• Task data
**********

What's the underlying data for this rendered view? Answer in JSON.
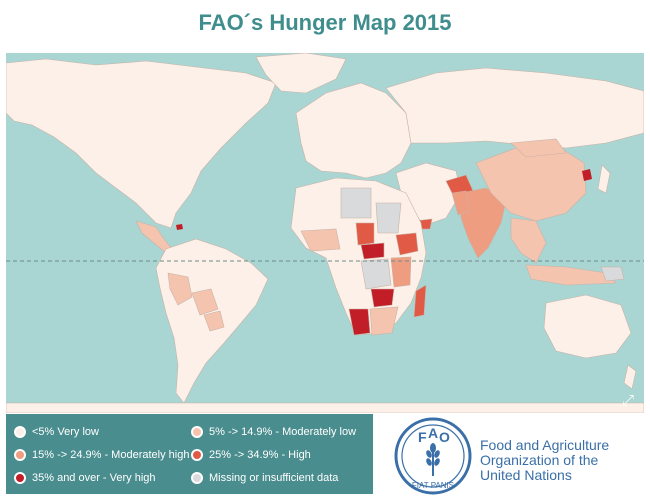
{
  "title": "FAO´s Hunger Map 2015",
  "colors": {
    "ocean": "#a9d5d3",
    "very_low": "#fdf0e8",
    "moderately_low": "#f5c4ae",
    "moderately_high": "#ee9d80",
    "high": "#e05a45",
    "very_high": "#c21e27",
    "missing": "#d9dadb",
    "legend_bg": "#4a8d8e",
    "title": "#3f8d8d",
    "fao_blue": "#3a6fa8"
  },
  "legend": [
    {
      "label": "<5% Very low",
      "color": "#fdf0e8"
    },
    {
      "label": "5% -> 14.9% - Moderately low",
      "color": "#f5c4ae"
    },
    {
      "label": "15% -> 24.9% - Moderately high",
      "color": "#ee9d80"
    },
    {
      "label": "25% -> 34.9% - High",
      "color": "#e05a45"
    },
    {
      "label": "35% and over - Very high",
      "color": "#c21e27"
    },
    {
      "label": "Missing or insufficient data",
      "color": "#d9dadb"
    }
  ],
  "map": {
    "expand_icon": "expand-arrows-icon"
  },
  "logo": {
    "letters": [
      "F",
      "A",
      "O"
    ],
    "motto": "FIAT PANIS",
    "org_name": [
      "Food and Agriculture",
      "Organization of the",
      "United Nations"
    ]
  }
}
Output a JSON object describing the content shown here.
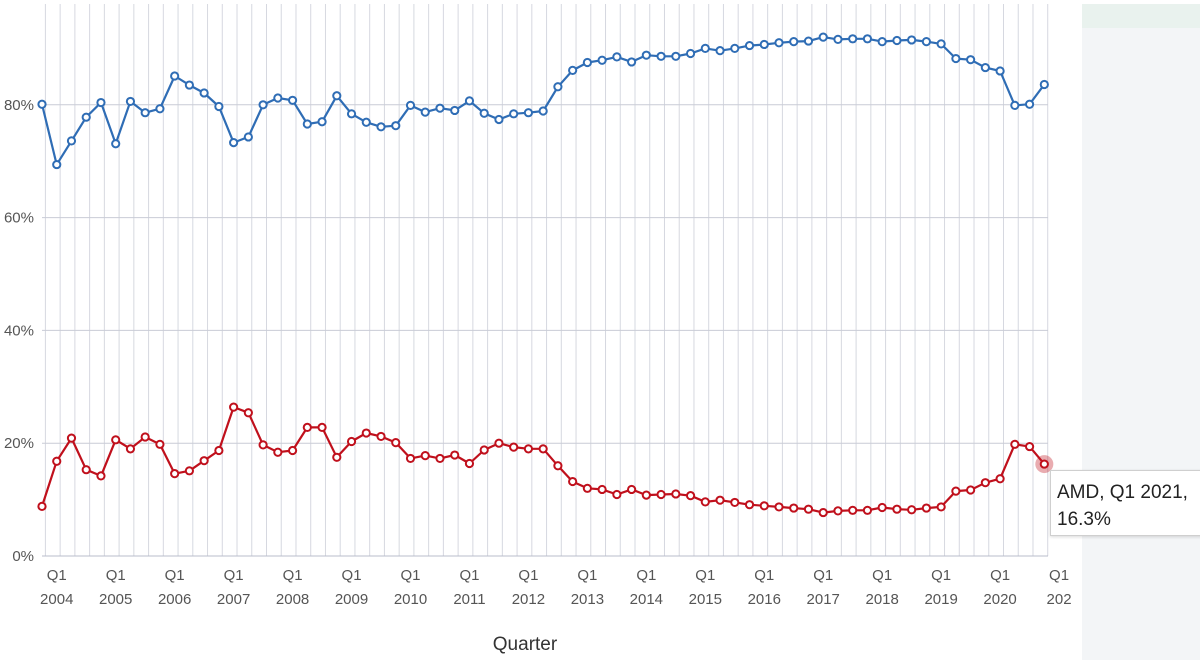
{
  "chart_data": {
    "type": "line",
    "xlabel": "Quarter",
    "ylabel": "",
    "ylim": [
      0,
      95
    ],
    "y_ticks": [
      "0%",
      "20%",
      "40%",
      "60%",
      "80%"
    ],
    "x_ticks": [
      {
        "q": "Q1",
        "year": "2004"
      },
      {
        "q": "Q1",
        "year": "2005"
      },
      {
        "q": "Q1",
        "year": "2006"
      },
      {
        "q": "Q1",
        "year": "2007"
      },
      {
        "q": "Q1",
        "year": "2008"
      },
      {
        "q": "Q1",
        "year": "2009"
      },
      {
        "q": "Q1",
        "year": "2010"
      },
      {
        "q": "Q1",
        "year": "2011"
      },
      {
        "q": "Q1",
        "year": "2012"
      },
      {
        "q": "Q1",
        "year": "2013"
      },
      {
        "q": "Q1",
        "year": "2014"
      },
      {
        "q": "Q1",
        "year": "2015"
      },
      {
        "q": "Q1",
        "year": "2016"
      },
      {
        "q": "Q1",
        "year": "2017"
      },
      {
        "q": "Q1",
        "year": "2018"
      },
      {
        "q": "Q1",
        "year": "2019"
      },
      {
        "q": "Q1",
        "year": "2020"
      },
      {
        "q": "Q1",
        "year": "202"
      }
    ],
    "grid": true,
    "series": [
      {
        "color": "#2f6db5",
        "values": [
          80.1,
          69.4,
          73.6,
          77.8,
          80.4,
          73.1,
          80.6,
          78.6,
          79.3,
          85.1,
          83.5,
          82.1,
          79.7,
          73.3,
          74.3,
          80.0,
          81.2,
          80.8,
          76.6,
          77.0,
          81.6,
          78.4,
          76.9,
          76.1,
          76.3,
          79.9,
          78.7,
          79.4,
          79.0,
          80.7,
          78.5,
          77.4,
          78.4,
          78.6,
          78.9,
          83.2,
          86.1,
          87.5,
          87.9,
          88.5,
          87.6,
          88.8,
          88.6,
          88.6,
          89.1,
          90.0,
          89.6,
          90.0,
          90.5,
          90.7,
          91.0,
          91.2,
          91.3,
          92.0,
          91.6,
          91.7,
          91.7,
          91.2,
          91.4,
          91.5,
          91.2,
          90.8,
          88.2,
          88.0,
          86.6,
          86.0,
          79.9,
          80.1,
          83.6
        ]
      },
      {
        "color": "#c0101c",
        "values": [
          8.8,
          16.8,
          20.9,
          15.3,
          14.2,
          20.6,
          19.0,
          21.1,
          19.8,
          14.6,
          15.1,
          16.9,
          18.7,
          26.4,
          25.4,
          19.7,
          18.4,
          18.7,
          22.8,
          22.8,
          17.5,
          20.3,
          21.8,
          21.2,
          20.1,
          17.3,
          17.8,
          17.3,
          17.9,
          16.4,
          18.8,
          20.0,
          19.3,
          19.0,
          19.0,
          16.0,
          13.2,
          12.0,
          11.8,
          10.9,
          11.8,
          10.8,
          10.9,
          11.0,
          10.7,
          9.6,
          9.9,
          9.5,
          9.1,
          8.9,
          8.7,
          8.5,
          8.3,
          7.7,
          8.0,
          8.1,
          8.1,
          8.6,
          8.3,
          8.2,
          8.5,
          8.7,
          11.5,
          11.7,
          13.0,
          13.7,
          19.8,
          19.4,
          16.3
        ]
      }
    ],
    "highlight": {
      "series_index": 1,
      "point_index": 68
    }
  },
  "tooltip": {
    "line1": "AMD, Q1 2021,",
    "line2": "16.3%"
  }
}
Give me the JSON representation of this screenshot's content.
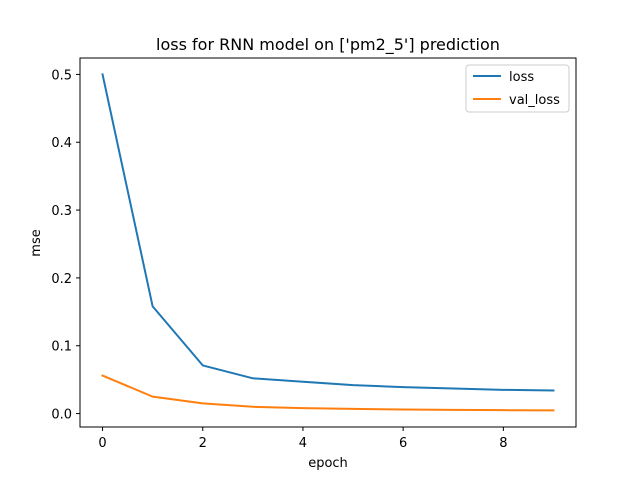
{
  "chart_data": {
    "type": "line",
    "title": "loss for RNN model on ['pm2_5'] prediction",
    "xlabel": "epoch",
    "ylabel": "mse",
    "x": [
      0,
      1,
      2,
      3,
      4,
      5,
      6,
      7,
      8,
      9
    ],
    "xlim": [
      -0.45,
      9.45
    ],
    "ylim": [
      -0.0198,
      0.5242
    ],
    "xticks": [
      0,
      2,
      4,
      6,
      8
    ],
    "xtick_labels": [
      "0",
      "2",
      "4",
      "6",
      "8"
    ],
    "yticks": [
      0.0,
      0.1,
      0.2,
      0.3,
      0.4,
      0.5
    ],
    "ytick_labels": [
      "0.0",
      "0.1",
      "0.2",
      "0.3",
      "0.4",
      "0.5"
    ],
    "grid": false,
    "legend_position": "upper right",
    "series": [
      {
        "name": "loss",
        "color": "#1f77b4",
        "values": [
          0.5,
          0.158,
          0.071,
          0.052,
          0.047,
          0.042,
          0.039,
          0.037,
          0.035,
          0.034
        ]
      },
      {
        "name": "val_loss",
        "color": "#ff7f0e",
        "values": [
          0.056,
          0.025,
          0.015,
          0.01,
          0.008,
          0.007,
          0.006,
          0.0055,
          0.005,
          0.0048
        ]
      }
    ]
  }
}
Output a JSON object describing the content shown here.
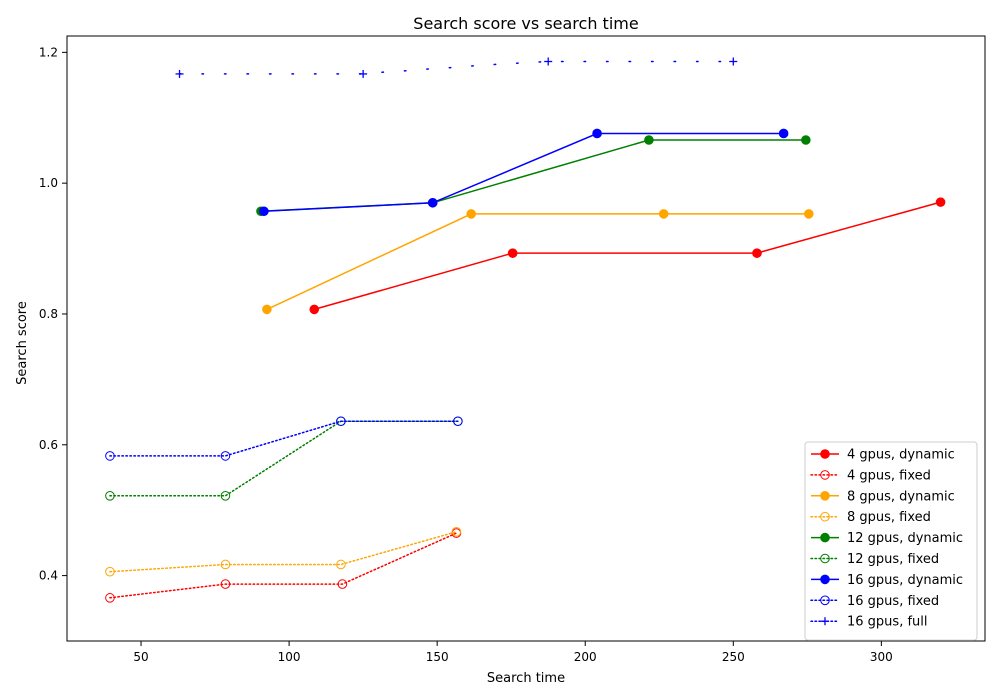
{
  "chart_data": {
    "type": "line",
    "title": "Search score vs search time",
    "xlabel": "Search time",
    "ylabel": "Search score",
    "xlim": [
      25,
      335
    ],
    "ylim": [
      0.3,
      1.225
    ],
    "xticks": [
      50,
      100,
      150,
      200,
      250,
      300
    ],
    "yticks": [
      0.4,
      0.6,
      0.8,
      1.0,
      1.2
    ],
    "xtick_labels": [
      "50",
      "100",
      "150",
      "200",
      "250",
      "300"
    ],
    "ytick_labels": [
      "0.4",
      "0.6",
      "0.8",
      "1.0",
      "1.2"
    ],
    "grid": false,
    "legend_position": "lower-right",
    "series": [
      {
        "name": "4 gpus, dynamic",
        "color": "#ff0000",
        "style": "solid",
        "marker": "filled-circle",
        "points": [
          [
            108.5,
            0.807
          ],
          [
            175.5,
            0.893
          ],
          [
            258,
            0.893
          ],
          [
            320,
            0.971
          ]
        ]
      },
      {
        "name": "4 gpus, fixed",
        "color": "#ff0000",
        "style": "dotted",
        "marker": "open-circle",
        "points": [
          [
            39.5,
            0.366
          ],
          [
            78.5,
            0.387
          ],
          [
            118,
            0.387
          ],
          [
            156.5,
            0.465
          ]
        ]
      },
      {
        "name": "8 gpus, dynamic",
        "color": "#ffa500",
        "style": "solid",
        "marker": "filled-circle",
        "points": [
          [
            92.5,
            0.807
          ],
          [
            161.5,
            0.953
          ],
          [
            226.5,
            0.953
          ],
          [
            275.5,
            0.953
          ]
        ]
      },
      {
        "name": "8 gpus, fixed",
        "color": "#ffa500",
        "style": "dotted",
        "marker": "open-circle",
        "points": [
          [
            39.5,
            0.406
          ],
          [
            78.5,
            0.417
          ],
          [
            117.5,
            0.417
          ],
          [
            156.5,
            0.467
          ]
        ]
      },
      {
        "name": "12 gpus, dynamic",
        "color": "#008000",
        "style": "solid",
        "marker": "filled-circle",
        "points": [
          [
            90.5,
            0.957
          ],
          [
            148.5,
            0.97
          ],
          [
            221.5,
            1.066
          ],
          [
            274.5,
            1.066
          ]
        ]
      },
      {
        "name": "12 gpus, fixed",
        "color": "#008000",
        "style": "dotted",
        "marker": "open-circle",
        "points": [
          [
            39.5,
            0.522
          ],
          [
            78.5,
            0.522
          ],
          [
            117.5,
            0.636
          ],
          [
            157,
            0.636
          ]
        ]
      },
      {
        "name": "16 gpus, dynamic",
        "color": "#0000ff",
        "style": "solid",
        "marker": "filled-circle",
        "points": [
          [
            91.5,
            0.957
          ],
          [
            148.5,
            0.97
          ],
          [
            204,
            1.076
          ],
          [
            267,
            1.076
          ]
        ]
      },
      {
        "name": "16 gpus, fixed",
        "color": "#0000ff",
        "style": "dotted",
        "marker": "open-circle",
        "points": [
          [
            39.5,
            0.583
          ],
          [
            78.5,
            0.583
          ],
          [
            117.5,
            0.636
          ],
          [
            157,
            0.636
          ]
        ]
      },
      {
        "name": "16 gpus, full",
        "color": "#0000ff",
        "style": "dotted",
        "marker": "plus",
        "points": [
          [
            63,
            1.167
          ],
          [
            125,
            1.167
          ],
          [
            187.5,
            1.186
          ],
          [
            250,
            1.186
          ]
        ],
        "dense_segments": [
          [
            63,
            1.167
          ],
          [
            71,
            1.167
          ],
          [
            79,
            1.167
          ],
          [
            87,
            1.167
          ],
          [
            94.5,
            1.167
          ],
          [
            102.5,
            1.167
          ],
          [
            110,
            1.167
          ],
          [
            117.5,
            1.167
          ],
          [
            125,
            1.167
          ],
          [
            132.5,
            1.17
          ],
          [
            140,
            1.172
          ],
          [
            148,
            1.175
          ],
          [
            156,
            1.177
          ],
          [
            164,
            1.18
          ],
          [
            171.5,
            1.182
          ],
          [
            179.5,
            1.184
          ],
          [
            187.5,
            1.186
          ],
          [
            195,
            1.186
          ],
          [
            203,
            1.186
          ],
          [
            211,
            1.186
          ],
          [
            218.5,
            1.186
          ],
          [
            226,
            1.186
          ],
          [
            234,
            1.186
          ],
          [
            242,
            1.186
          ],
          [
            250,
            1.186
          ]
        ]
      }
    ]
  }
}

**********

• Problem statement
Check the data for the word "title" and pull out the lines that have it.

• Exercise result
  "title": "FAO´s Hunger Map 2015",
    "title": "#3f8d8d",
    "title": "loss for RNN model on ['pm2_5'] prediction",
    "title": "Search score vs search time",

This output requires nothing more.